**Data to process:**
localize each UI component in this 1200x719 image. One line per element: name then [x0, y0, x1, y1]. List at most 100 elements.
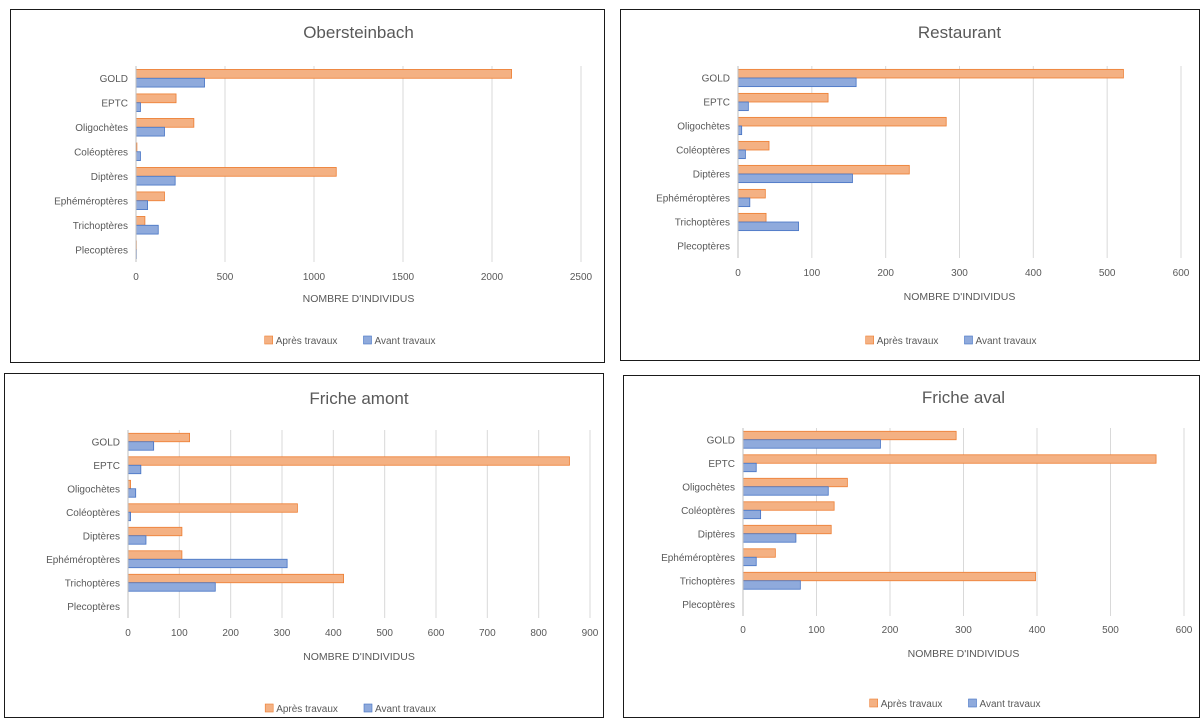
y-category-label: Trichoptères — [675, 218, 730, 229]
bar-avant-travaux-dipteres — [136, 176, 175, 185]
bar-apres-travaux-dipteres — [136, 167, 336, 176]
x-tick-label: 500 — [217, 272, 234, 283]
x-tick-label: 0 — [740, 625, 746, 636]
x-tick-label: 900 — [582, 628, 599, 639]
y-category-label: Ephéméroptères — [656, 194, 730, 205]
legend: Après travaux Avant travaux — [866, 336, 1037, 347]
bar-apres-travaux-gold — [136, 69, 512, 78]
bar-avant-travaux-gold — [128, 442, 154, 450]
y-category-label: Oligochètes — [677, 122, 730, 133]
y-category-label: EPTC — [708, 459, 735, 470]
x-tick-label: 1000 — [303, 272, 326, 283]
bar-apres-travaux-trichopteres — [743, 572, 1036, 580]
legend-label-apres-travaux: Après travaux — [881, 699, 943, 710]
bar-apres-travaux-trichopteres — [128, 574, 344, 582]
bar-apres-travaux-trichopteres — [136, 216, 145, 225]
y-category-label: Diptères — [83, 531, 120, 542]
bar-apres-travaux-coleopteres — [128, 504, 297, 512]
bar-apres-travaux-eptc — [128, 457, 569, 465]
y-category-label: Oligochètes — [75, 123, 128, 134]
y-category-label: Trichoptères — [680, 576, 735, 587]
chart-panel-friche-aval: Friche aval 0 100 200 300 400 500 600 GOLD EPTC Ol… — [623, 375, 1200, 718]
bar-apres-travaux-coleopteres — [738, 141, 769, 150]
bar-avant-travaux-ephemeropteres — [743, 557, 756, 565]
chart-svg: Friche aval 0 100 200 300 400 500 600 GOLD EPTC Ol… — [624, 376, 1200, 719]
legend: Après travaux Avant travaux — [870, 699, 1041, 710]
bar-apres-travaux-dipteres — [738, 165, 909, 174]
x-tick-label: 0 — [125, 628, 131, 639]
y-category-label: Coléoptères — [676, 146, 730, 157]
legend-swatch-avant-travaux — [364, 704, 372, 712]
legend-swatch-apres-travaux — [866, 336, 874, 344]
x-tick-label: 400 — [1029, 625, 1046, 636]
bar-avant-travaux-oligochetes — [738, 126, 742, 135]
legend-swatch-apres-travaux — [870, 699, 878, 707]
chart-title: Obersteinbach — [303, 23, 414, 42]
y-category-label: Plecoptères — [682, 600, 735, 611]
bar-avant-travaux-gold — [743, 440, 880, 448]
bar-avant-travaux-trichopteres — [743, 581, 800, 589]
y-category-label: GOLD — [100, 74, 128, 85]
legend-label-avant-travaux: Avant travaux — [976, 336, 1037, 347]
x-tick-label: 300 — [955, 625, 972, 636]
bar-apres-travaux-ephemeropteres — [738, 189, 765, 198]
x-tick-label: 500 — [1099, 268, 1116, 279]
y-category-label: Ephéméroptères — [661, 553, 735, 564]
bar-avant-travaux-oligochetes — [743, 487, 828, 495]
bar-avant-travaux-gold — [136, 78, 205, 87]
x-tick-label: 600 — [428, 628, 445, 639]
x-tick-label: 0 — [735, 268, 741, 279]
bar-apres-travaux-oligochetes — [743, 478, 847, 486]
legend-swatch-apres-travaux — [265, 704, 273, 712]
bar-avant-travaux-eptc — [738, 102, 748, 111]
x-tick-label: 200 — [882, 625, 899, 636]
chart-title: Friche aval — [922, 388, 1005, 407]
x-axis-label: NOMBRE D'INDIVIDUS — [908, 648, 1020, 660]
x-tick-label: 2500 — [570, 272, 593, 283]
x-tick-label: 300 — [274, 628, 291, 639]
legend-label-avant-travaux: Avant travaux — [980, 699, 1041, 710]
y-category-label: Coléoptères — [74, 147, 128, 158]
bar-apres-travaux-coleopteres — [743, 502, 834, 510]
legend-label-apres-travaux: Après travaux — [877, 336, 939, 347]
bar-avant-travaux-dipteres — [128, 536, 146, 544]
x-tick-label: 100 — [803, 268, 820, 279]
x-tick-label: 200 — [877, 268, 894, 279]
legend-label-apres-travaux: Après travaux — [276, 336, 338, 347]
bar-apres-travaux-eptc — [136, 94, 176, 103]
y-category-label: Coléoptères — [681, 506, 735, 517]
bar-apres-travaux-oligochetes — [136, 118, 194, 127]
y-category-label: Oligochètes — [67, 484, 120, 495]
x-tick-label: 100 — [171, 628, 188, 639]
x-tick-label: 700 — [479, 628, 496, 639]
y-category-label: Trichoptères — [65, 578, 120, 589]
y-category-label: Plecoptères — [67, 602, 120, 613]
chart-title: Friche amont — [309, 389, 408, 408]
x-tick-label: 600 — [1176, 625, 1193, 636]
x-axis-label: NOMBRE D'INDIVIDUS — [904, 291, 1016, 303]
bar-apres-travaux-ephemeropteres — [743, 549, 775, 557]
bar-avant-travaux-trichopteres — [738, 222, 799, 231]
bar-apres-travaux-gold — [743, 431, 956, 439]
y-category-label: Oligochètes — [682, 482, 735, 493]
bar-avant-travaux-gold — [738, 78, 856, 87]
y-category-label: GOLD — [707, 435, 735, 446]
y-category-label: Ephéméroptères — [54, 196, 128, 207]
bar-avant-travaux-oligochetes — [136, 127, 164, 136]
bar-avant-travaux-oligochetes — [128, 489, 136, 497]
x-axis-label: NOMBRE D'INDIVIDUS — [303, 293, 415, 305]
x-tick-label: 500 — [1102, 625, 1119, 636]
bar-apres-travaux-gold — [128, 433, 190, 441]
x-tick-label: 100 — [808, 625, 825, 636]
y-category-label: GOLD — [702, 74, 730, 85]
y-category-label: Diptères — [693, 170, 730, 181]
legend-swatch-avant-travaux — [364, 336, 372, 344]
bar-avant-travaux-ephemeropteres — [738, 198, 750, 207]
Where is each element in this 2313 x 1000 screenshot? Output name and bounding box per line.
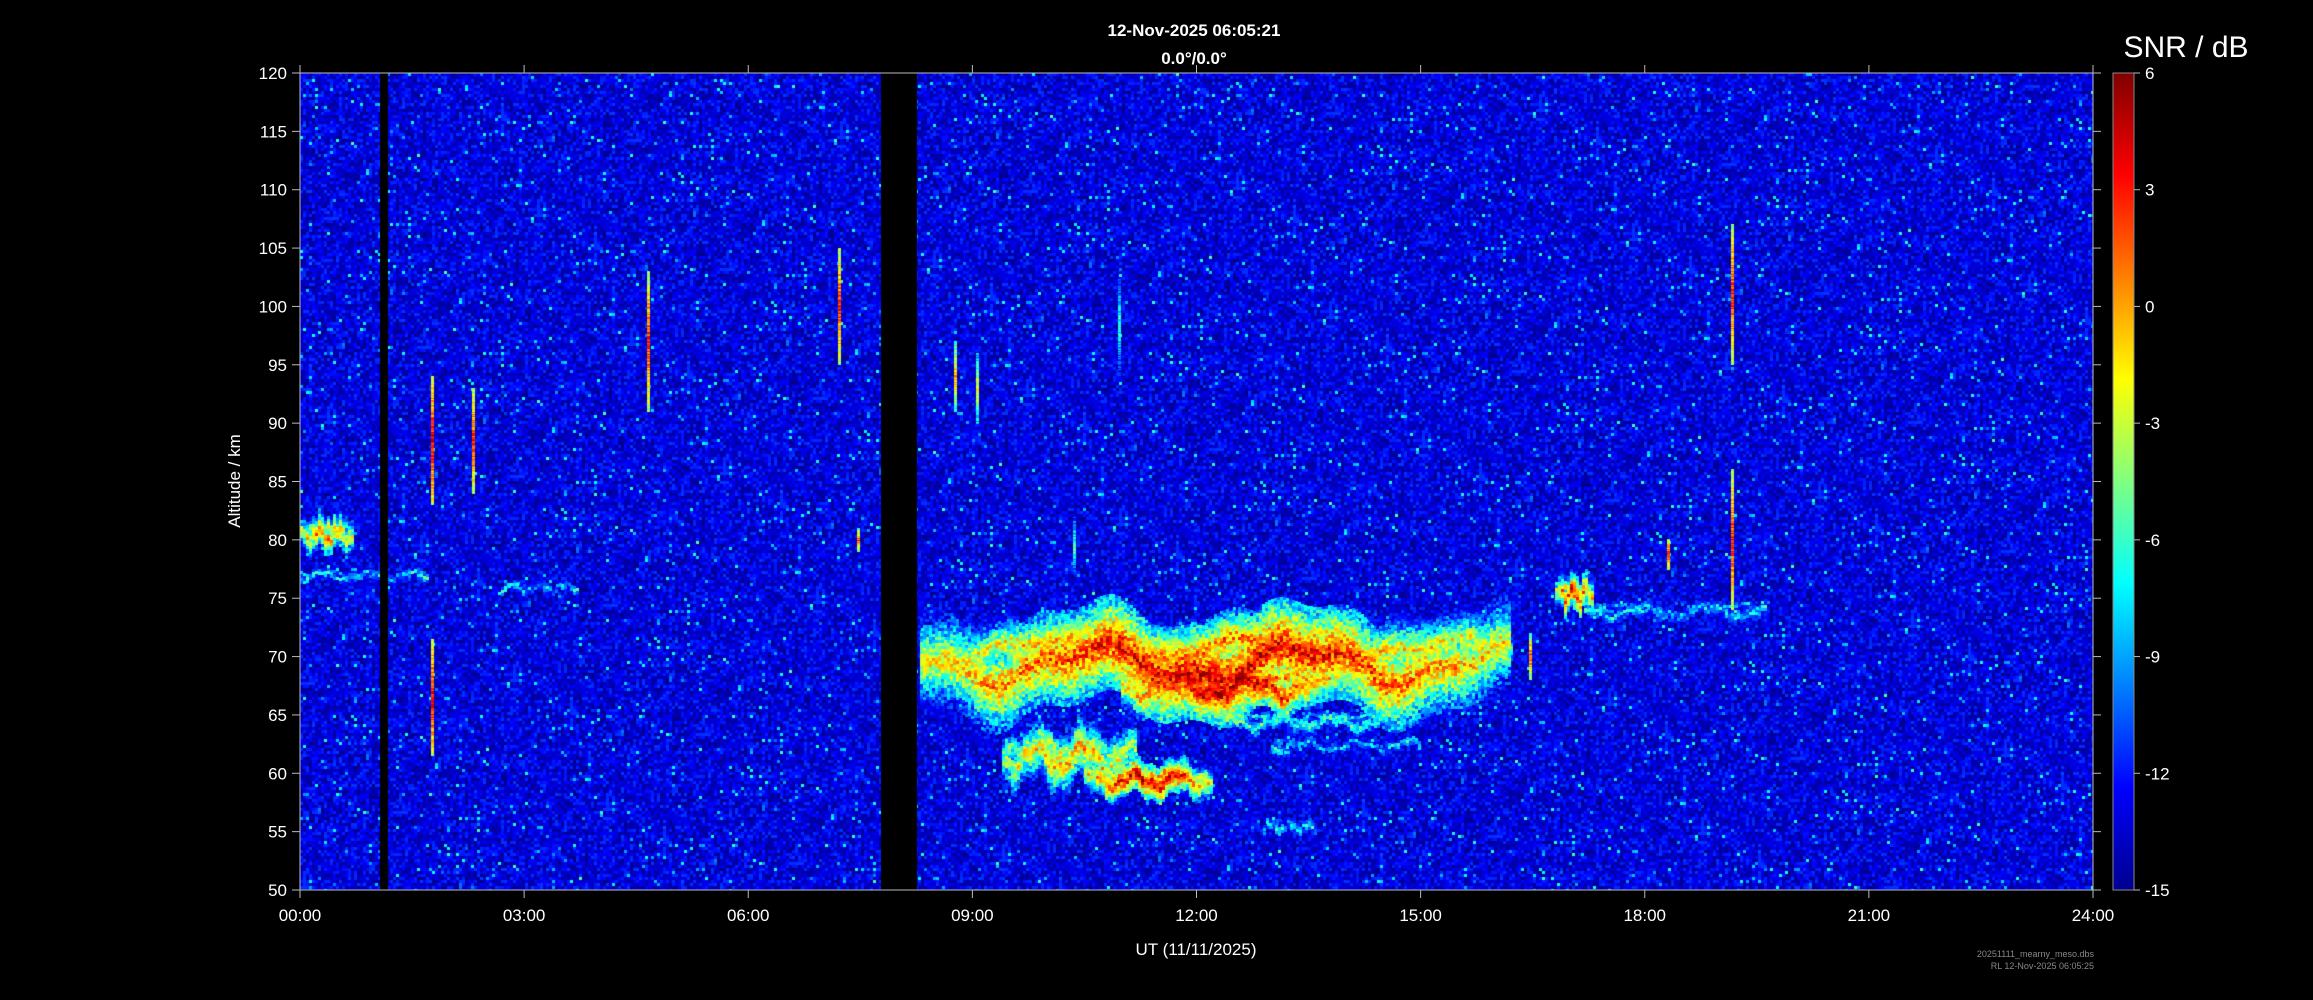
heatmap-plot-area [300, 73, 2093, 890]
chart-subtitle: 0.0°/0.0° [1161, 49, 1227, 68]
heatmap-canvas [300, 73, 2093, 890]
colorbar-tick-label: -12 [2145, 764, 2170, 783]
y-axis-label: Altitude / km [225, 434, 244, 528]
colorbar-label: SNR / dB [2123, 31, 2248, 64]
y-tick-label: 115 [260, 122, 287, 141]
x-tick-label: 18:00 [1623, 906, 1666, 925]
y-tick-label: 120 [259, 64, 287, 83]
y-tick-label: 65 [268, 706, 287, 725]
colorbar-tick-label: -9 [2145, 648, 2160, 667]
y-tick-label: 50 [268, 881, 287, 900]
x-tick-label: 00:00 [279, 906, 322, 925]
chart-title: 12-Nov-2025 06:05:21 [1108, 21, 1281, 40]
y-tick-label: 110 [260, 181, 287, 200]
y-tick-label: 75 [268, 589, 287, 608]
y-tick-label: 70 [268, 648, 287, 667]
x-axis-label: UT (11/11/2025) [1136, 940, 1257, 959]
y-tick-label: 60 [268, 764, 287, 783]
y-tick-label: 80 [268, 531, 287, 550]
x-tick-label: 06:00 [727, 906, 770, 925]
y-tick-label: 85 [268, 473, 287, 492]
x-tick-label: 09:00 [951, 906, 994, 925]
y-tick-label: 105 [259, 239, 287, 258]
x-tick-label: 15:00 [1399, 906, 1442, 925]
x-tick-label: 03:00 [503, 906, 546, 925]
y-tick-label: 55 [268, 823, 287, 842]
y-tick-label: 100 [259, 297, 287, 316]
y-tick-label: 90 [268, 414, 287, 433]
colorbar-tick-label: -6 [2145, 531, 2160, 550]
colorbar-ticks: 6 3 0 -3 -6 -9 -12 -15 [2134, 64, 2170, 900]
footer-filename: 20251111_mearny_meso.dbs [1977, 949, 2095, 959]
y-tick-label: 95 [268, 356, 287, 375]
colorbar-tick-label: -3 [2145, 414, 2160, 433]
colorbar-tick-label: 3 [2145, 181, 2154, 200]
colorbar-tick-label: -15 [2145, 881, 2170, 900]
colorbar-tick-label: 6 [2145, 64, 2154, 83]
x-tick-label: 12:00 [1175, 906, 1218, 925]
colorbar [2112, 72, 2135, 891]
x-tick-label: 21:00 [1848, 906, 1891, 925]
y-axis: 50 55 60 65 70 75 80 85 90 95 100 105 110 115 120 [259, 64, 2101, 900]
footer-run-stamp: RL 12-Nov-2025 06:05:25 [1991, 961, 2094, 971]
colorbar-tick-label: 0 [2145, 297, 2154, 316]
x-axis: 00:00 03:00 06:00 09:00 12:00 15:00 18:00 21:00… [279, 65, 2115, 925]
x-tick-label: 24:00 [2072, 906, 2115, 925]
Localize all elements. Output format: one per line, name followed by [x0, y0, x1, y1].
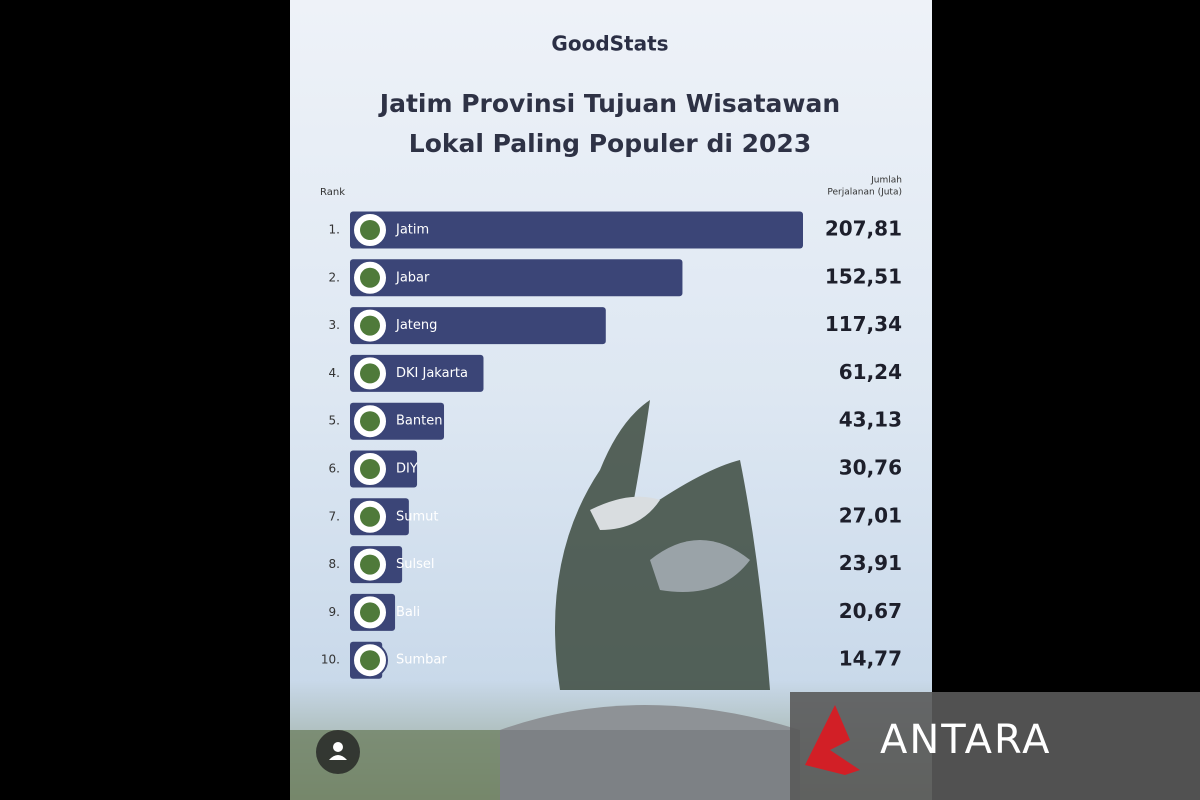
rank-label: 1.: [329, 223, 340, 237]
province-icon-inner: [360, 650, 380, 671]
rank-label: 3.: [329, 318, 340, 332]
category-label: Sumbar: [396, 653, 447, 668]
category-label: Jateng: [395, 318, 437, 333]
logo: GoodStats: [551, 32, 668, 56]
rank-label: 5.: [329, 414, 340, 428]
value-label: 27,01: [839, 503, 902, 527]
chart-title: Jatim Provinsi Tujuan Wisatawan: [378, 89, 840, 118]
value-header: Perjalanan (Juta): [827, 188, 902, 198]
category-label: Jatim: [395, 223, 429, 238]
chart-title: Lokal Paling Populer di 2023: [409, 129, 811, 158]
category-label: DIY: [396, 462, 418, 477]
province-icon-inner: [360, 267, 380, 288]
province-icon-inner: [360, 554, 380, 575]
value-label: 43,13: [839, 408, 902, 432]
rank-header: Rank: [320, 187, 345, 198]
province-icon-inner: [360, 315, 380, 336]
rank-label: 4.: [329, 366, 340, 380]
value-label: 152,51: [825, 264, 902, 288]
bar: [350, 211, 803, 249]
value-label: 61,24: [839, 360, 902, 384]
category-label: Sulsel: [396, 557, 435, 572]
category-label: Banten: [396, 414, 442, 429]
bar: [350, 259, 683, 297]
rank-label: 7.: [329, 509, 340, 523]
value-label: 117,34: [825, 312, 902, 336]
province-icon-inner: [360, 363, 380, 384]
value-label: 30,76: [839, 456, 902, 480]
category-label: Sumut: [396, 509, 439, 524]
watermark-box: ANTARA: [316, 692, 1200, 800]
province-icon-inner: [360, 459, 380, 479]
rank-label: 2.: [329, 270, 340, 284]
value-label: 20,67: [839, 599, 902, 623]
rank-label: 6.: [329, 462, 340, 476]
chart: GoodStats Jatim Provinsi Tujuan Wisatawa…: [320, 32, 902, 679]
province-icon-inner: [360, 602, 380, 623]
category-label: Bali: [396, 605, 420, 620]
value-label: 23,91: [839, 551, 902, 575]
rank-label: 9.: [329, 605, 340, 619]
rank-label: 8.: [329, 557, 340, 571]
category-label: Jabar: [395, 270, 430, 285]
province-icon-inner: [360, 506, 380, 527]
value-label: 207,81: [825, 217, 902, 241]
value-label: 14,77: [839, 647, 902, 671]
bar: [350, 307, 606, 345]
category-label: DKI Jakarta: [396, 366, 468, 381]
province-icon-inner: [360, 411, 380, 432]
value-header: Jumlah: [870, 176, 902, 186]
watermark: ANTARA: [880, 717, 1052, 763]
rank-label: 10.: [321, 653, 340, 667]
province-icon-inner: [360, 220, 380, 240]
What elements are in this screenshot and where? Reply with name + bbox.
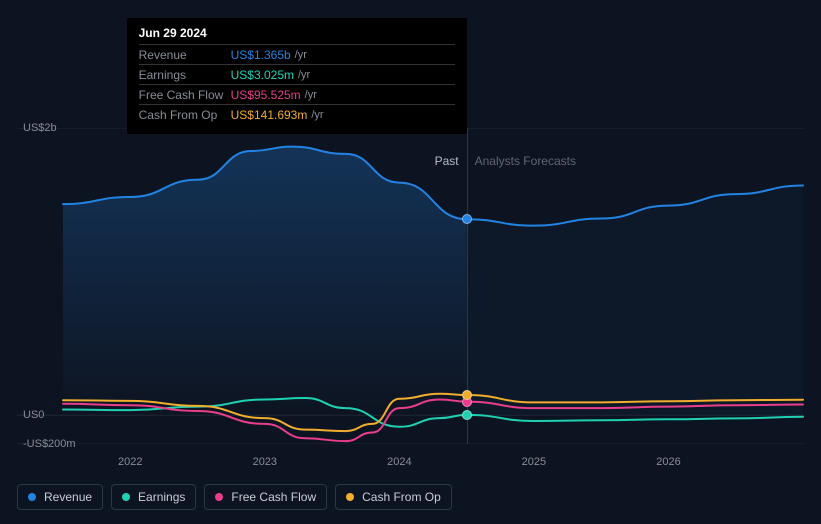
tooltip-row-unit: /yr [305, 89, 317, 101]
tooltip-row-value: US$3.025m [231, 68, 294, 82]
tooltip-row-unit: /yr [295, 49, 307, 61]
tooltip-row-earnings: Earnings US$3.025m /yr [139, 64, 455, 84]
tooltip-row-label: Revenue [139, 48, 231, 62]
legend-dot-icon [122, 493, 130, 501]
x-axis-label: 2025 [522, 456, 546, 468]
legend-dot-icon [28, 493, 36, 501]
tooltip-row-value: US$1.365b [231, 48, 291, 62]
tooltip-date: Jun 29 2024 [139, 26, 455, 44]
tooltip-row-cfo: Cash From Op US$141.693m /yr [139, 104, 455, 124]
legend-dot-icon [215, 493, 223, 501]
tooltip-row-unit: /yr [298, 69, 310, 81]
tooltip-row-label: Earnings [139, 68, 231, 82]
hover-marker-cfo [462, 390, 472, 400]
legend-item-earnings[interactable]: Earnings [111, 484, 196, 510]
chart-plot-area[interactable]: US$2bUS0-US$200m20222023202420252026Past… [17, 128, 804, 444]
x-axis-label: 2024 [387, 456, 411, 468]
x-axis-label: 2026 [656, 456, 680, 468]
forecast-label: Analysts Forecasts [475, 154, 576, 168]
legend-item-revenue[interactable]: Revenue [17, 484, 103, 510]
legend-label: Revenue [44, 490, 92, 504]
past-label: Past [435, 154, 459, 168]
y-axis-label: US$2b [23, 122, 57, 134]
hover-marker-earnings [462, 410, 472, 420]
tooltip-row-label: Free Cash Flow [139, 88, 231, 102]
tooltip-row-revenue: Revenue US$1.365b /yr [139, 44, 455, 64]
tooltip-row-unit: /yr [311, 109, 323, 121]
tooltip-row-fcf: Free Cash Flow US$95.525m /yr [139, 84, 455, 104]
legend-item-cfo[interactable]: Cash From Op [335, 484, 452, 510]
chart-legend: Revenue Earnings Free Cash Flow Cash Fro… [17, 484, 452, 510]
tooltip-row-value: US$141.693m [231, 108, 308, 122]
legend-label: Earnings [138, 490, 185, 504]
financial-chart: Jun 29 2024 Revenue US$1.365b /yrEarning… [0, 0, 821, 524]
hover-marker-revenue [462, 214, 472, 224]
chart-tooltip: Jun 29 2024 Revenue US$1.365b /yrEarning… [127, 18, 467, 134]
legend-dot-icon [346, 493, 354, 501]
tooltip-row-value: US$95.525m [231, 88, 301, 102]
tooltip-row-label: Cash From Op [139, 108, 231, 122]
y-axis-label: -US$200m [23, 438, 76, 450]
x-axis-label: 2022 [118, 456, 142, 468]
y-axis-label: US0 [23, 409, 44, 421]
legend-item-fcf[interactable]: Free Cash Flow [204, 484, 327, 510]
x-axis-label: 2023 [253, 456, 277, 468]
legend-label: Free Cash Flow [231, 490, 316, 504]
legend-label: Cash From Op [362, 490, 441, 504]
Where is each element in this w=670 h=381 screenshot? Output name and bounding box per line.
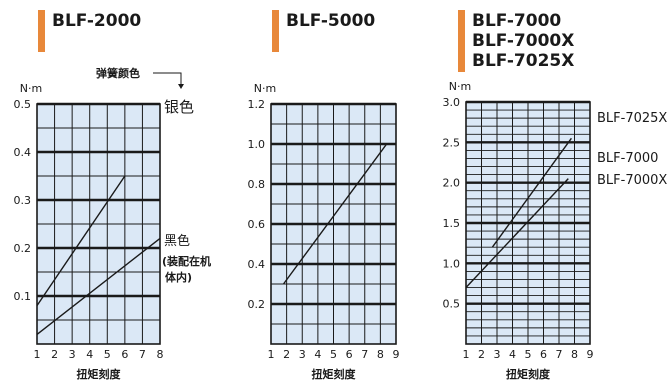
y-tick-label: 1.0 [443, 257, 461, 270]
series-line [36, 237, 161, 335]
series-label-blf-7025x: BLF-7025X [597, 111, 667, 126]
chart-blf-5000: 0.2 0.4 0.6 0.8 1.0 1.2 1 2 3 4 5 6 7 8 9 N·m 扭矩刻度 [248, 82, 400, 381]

**Task details:**
Please arrange the lines from the line with "y-category-label: Trichoptères — [675, 218, 730, 229]" to the line with "bar-apres-travaux-gold — [136, 69, 512, 78]", both included, as a JSON list of strings, one string per line.

**Answer to this task:**
[
  "y-category-label: Trichoptères — [675, 218, 730, 229]",
  "bar-avant-travaux-dipteres — [136, 176, 175, 185]",
  "bar-apres-travaux-dipteres — [136, 167, 336, 176]",
  "x-tick-label: 500 — [217, 272, 234, 283]",
  "x-tick-label: 0 — [740, 625, 746, 636]",
  "x-tick-label: 900 — [582, 628, 599, 639]",
  "y-category-label: Ephéméroptères — [656, 194, 730, 205]",
  "legend: Après travaux Avant travaux — [866, 336, 1037, 347]",
  "bar-apres-travaux-gold — [136, 69, 512, 78]"
]